Repeat the data exactly, every last line of it.

[The records — start]

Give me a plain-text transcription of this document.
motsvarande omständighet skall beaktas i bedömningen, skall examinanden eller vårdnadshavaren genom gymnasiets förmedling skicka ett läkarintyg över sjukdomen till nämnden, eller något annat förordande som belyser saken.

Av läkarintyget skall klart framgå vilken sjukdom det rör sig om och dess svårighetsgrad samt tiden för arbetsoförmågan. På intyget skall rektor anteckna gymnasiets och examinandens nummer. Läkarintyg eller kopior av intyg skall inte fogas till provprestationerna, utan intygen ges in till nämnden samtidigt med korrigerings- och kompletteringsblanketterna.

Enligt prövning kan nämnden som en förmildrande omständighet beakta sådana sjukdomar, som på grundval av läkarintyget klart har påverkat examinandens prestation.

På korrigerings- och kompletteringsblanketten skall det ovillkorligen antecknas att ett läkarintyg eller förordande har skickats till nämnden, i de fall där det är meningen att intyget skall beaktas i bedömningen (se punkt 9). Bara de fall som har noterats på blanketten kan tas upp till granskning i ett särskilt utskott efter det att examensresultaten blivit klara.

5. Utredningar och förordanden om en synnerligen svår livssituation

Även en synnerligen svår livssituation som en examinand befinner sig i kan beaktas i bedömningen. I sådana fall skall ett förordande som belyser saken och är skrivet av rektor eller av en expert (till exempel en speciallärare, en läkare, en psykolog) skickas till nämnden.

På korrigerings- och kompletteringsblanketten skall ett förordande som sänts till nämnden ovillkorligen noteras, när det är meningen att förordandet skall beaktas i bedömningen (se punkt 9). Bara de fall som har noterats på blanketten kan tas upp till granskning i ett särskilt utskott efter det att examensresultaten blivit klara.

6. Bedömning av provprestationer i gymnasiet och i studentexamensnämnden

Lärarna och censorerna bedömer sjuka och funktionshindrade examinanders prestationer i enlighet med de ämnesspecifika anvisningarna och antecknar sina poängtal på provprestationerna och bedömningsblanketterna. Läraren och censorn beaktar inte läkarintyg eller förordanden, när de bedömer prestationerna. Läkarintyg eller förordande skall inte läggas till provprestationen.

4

[The records — finish]

* **Completed task**
Give me a plain-text transcription of this document.
motsvarande omständighet skall beaktas i bedömningen, skall examinanden eller vårdnadshavaren genom gymnasiets förmedling skicka ett läkarintyg över sjukdomen till nämnden, eller något annat förordande som belyser saken.

Av läkarintyget skall klart framgå vilken sjukdom det rör sig om och dess svårighetsgrad samt tiden för arbetsoförmågan. På intyget skall rektor anteckna gymnasiets och examinandens nummer. Läkarintyg eller kopior av intyg skall inte fogas till provprestationerna, utan intygen ges in till nämnden samtidigt med korrigerings- och kompletteringsblanketterna.

Enligt prövning kan nämnden som en förmildrande omständighet beakta sådana sjukdomar, som på grundval av läkarintyget klart har påverkat examinandens prestation.

På korrigerings- och kompletteringsblanketten skall det ovillkorligen antecknas att ett läkarintyg eller förordande har skickats till nämnden, i de fall där det är meningen att intyget skall beaktas i bedömningen (se punkt 9). Bara de fall som har noterats på blanketten kan tas upp till granskning i ett särskilt utskott efter det att examensresultaten blivit klara.

5. Utredningar och förordanden om en synnerligen svår livssituation

Även en synnerligen svår livssituation som en examinand befinner sig i kan beaktas i bedömningen. I sådana fall skall ett förordande som belyser saken och är skrivet av rektor eller av en expert (till exempel en speciallärare, en läkare, en psykolog) skickas till nämnden.

På korrigerings- och kompletteringsblanketten skall ett förordande som sänts till nämnden ovillkorligen noteras, när det är meningen att förordandet skall beaktas i bedömningen (se punkt 9). Bara de fall som har noterats på blanketten kan tas upp till granskning i ett särskilt utskott efter det att examensresultaten blivit klara.

6. Bedömning av provprestationer i gymnasiet och i studentexamensnämnden

Lärarna och censorerna bedömer sjuka och funktionshindrade examinanders prestationer i enlighet med de ämnesspecifika anvisningarna och antecknar sina poängtal på provprestationerna och bedömningsblanketterna. Läraren och censorn beaktar inte läkarintyg eller förordanden, när de bedömer prestationerna. Läkarintyg eller förordande skall inte läggas till provprestationen.

4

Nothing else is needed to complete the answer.